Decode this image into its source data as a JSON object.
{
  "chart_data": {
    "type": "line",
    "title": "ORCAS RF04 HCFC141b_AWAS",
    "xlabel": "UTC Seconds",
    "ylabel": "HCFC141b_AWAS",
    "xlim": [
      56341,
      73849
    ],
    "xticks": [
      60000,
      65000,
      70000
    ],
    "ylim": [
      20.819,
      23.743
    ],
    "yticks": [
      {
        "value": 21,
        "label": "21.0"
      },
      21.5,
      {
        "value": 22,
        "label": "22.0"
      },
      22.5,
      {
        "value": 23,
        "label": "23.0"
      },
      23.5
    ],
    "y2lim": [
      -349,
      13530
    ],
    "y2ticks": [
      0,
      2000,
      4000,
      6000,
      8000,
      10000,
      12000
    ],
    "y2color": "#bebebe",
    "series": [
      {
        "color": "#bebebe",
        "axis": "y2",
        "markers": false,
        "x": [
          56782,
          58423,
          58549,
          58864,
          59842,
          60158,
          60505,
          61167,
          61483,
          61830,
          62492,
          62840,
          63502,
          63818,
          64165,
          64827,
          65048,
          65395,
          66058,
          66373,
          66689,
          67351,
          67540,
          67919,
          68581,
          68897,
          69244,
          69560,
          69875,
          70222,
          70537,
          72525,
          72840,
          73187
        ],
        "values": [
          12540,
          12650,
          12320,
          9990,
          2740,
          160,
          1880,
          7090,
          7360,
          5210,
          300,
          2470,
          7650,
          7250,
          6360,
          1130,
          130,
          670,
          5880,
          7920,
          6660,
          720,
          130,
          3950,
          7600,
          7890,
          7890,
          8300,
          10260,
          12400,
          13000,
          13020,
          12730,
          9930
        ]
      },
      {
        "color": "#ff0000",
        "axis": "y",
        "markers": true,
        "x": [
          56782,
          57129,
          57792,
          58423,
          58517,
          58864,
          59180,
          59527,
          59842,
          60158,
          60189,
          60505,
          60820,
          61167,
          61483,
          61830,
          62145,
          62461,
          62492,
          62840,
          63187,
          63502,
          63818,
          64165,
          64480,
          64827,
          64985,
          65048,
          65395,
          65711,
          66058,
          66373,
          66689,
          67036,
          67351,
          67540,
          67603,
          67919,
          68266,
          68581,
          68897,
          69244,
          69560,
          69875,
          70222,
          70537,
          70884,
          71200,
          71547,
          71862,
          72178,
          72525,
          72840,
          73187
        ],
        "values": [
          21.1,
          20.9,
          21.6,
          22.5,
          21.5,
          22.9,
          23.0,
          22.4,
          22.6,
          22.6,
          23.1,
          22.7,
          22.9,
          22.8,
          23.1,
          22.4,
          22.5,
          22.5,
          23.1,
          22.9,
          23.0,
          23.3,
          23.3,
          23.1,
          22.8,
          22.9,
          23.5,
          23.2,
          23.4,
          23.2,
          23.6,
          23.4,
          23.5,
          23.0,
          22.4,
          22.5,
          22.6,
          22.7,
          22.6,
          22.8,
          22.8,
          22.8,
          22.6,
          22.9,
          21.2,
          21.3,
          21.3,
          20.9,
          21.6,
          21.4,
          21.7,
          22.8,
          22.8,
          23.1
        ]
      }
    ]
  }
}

● ● ● ● ● ● ●

**WHAT TO DO:**
Produce an exact copy of the whole listing.

**RESPONSE TO THE TASK:**
Decode this image into its source data as a JSON object.
{
  "chart_data": {
    "type": "line",
    "title": "ORCAS RF04 HCFC141b_AWAS",
    "xlabel": "UTC Seconds",
    "ylabel": "HCFC141b_AWAS",
    "xlim": [
      56341,
      73849
    ],
    "xticks": [
      60000,
      65000,
      70000
    ],
    "ylim": [
      20.819,
      23.743
    ],
    "yticks": [
      {
        "value": 21,
        "label": "21.0"
      },
      21.5,
      {
        "value": 22,
        "label": "22.0"
      },
      22.5,
      {
        "value": 23,
        "label": "23.0"
      },
      23.5
    ],
    "y2lim": [
      -349,
      13530
    ],
    "y2ticks": [
      0,
      2000,
      4000,
      6000,
      8000,
      10000,
      12000
    ],
    "y2color": "#bebebe",
    "series": [
      {
        "color": "#bebebe",
        "axis": "y2",
        "markers": false,
        "x": [
          56782,
          58423,
          58549,
          58864,
          59842,
          60158,
          60505,
          61167,
          61483,
          61830,
          62492,
          62840,
          63502,
          63818,
          64165,
          64827,
          65048,
          65395,
          66058,
          66373,
          66689,
          67351,
          67540,
          67919,
          68581,
          68897,
          69244,
          69560,
          69875,
          70222,
          70537,
          72525,
          72840,
          73187
        ],
        "values": [
          12540,
          12650,
          12320,
          9990,
          2740,
          160,
          1880,
          7090,
          7360,
          5210,
          300,
          2470,
          7650,
          7250,
          6360,
          1130,
          130,
          670,
          5880,
          7920,
          6660,
          720,
          130,
          3950,
          7600,
          7890,
          7890,
          8300,
          10260,
          12400,
          13000,
          13020,
          12730,
          9930
        ]
      },
      {
        "color": "#ff0000",
        "axis": "y",
        "markers": true,
        "x": [
          56782,
          57129,
          57792,
          58423,
          58517,
          58864,
          59180,
          59527,
          59842,
          60158,
          60189,
          60505,
          60820,
          61167,
          61483,
          61830,
          62145,
          62461,
          62492,
          62840,
          63187,
          63502,
          63818,
          64165,
          64480,
          64827,
          64985,
          65048,
          65395,
          65711,
          66058,
          66373,
          66689,
          67036,
          67351,
          67540,
          67603,
          67919,
          68266,
          68581,
          68897,
          69244,
          69560,
          69875,
          70222,
          70537,
          70884,
          71200,
          71547,
          71862,
          72178,
          72525,
          72840,
          73187
        ],
        "values": [
          21.1,
          20.9,
          21.6,
          22.5,
          21.5,
          22.9,
          23.0,
          22.4,
          22.6,
          22.6,
          23.1,
          22.7,
          22.9,
          22.8,
          23.1,
          22.4,
          22.5,
          22.5,
          23.1,
          22.9,
          23.0,
          23.3,
          23.3,
          23.1,
          22.8,
          22.9,
          23.5,
          23.2,
          23.4,
          23.2,
          23.6,
          23.4,
          23.5,
          23.0,
          22.4,
          22.5,
          22.6,
          22.7,
          22.6,
          22.8,
          22.8,
          22.8,
          22.6,
          22.9,
          21.2,
          21.3,
          21.3,
          20.9,
          21.6,
          21.4,
          21.7,
          22.8,
          22.8,
          23.1
        ]
      }
    ]
  }
}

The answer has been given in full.